What is needed: Give the data again exactly as written, skipping any pictures.

* Begin *

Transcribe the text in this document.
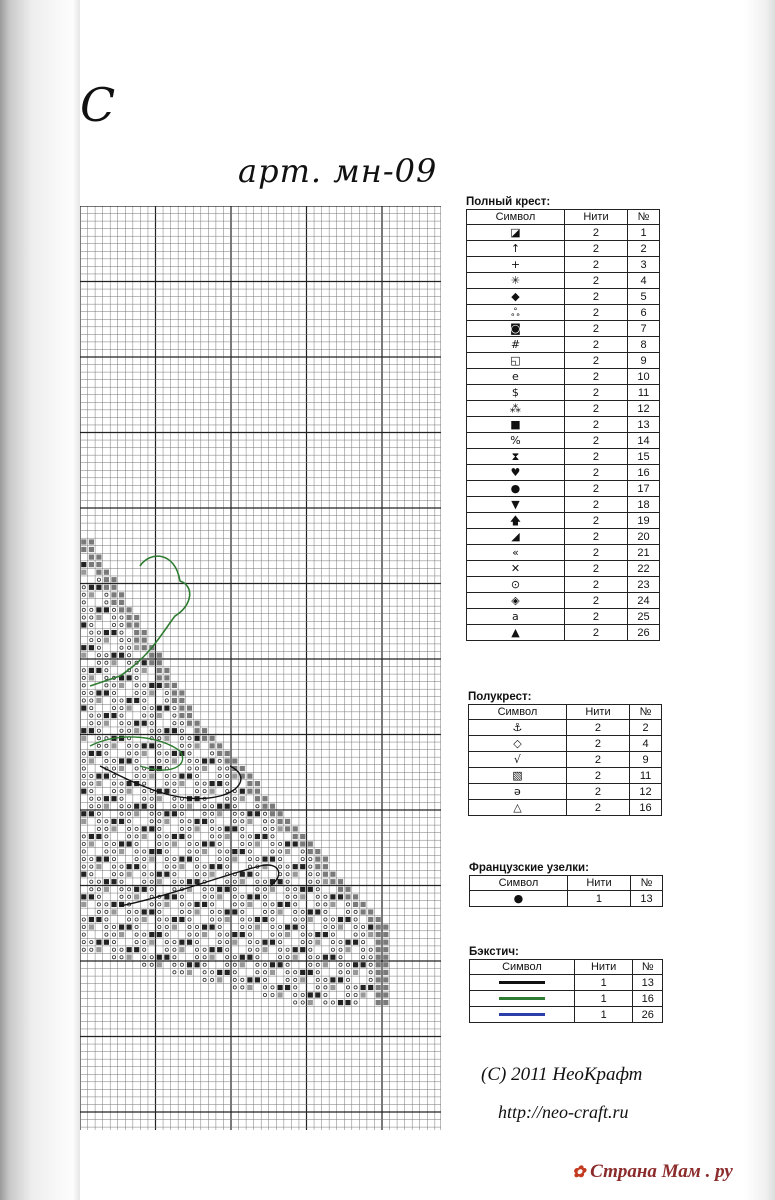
C
арт. мн-09
Полный крест:
Символ	Нити	№
◪	2	1
↑	2	2
+	2	3
✳	2	4
◆	2	5
ஃ	2	6
◙	2	7
#	2	8
◱	2	9
e	2	10
$	2	11
⁂	2	12
■	2	13
%	2	14
⧗	2	15
♥	2	16
●	2	17
▼	2	18
🡅	2	19
◢	2	20
«	2	21
✕	2	22
⊙	2	23
◈	2	24
a	2	25
▲	2	26
Полукрест:
Символ	Нити	№
⚓	2	2
◇	2	4
√	2	9
▧	2	11
ə	2	12
△	2	16
Французские узелки:
Символ	Нити	№
●	1	13
Бэкстич:
Символ	Нити	№
	1	13
	1	16
	1	26
(C) 2011 НеоКрафт
http://neo-craft.ru
✿ Страна Мам . ру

* End *

Task response:
Transcribe the text in this document.
C
арт. мн-09
Полный крест:
Символ	Нити	№
◪	2	1
↑	2	2
+	2	3
✳	2	4
◆	2	5
ஃ	2	6
◙	2	7
#	2	8
◱	2	9
e	2	10
$	2	11
⁂	2	12
■	2	13
%	2	14
⧗	2	15
♥	2	16
●	2	17
▼	2	18
🡅	2	19
◢	2	20
«	2	21
✕	2	22
⊙	2	23
◈	2	24
a	2	25
▲	2	26
Полукрест:
Символ	Нити	№
⚓	2	2
◇	2	4
√	2	9
▧	2	11
ə	2	12
△	2	16
Французские узелки:
Символ	Нити	№
●	1	13
Бэкстич:
Символ	Нити	№
	1	13
	1	16
	1	26
(C) 2011 НеоКрафт
http://neo-craft.ru
✿ Страна Мам . ру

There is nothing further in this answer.